The problem:
From the listing below, pick out each line with the word "皇清經解續編".

Source data

-- start --

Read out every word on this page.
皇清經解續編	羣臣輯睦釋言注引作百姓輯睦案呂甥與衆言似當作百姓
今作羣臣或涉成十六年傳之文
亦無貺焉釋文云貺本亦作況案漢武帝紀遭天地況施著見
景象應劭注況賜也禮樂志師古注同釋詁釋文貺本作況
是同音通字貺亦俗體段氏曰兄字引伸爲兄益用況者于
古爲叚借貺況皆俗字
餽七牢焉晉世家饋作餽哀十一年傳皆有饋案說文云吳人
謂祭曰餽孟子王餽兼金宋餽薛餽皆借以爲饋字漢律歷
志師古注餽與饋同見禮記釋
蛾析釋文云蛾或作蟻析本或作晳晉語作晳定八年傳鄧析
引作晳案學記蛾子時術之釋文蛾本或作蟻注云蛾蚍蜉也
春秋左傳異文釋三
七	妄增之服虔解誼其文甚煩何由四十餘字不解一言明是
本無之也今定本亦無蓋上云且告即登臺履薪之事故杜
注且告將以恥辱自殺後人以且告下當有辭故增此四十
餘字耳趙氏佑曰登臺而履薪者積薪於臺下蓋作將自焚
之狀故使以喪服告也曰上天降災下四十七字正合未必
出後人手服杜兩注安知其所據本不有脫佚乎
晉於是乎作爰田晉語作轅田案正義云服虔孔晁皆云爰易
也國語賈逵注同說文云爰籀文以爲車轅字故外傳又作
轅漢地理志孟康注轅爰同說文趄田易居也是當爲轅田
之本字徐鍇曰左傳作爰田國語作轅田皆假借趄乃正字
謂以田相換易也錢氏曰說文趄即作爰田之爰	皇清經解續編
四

-- end --

Exercise result:
皇清經解續編	羣臣輯睦釋言注引作百姓輯睦案呂甥與衆言似當作百姓
謂以田相換易也錢氏曰說文趄即作爰田之爰	皇清經解續編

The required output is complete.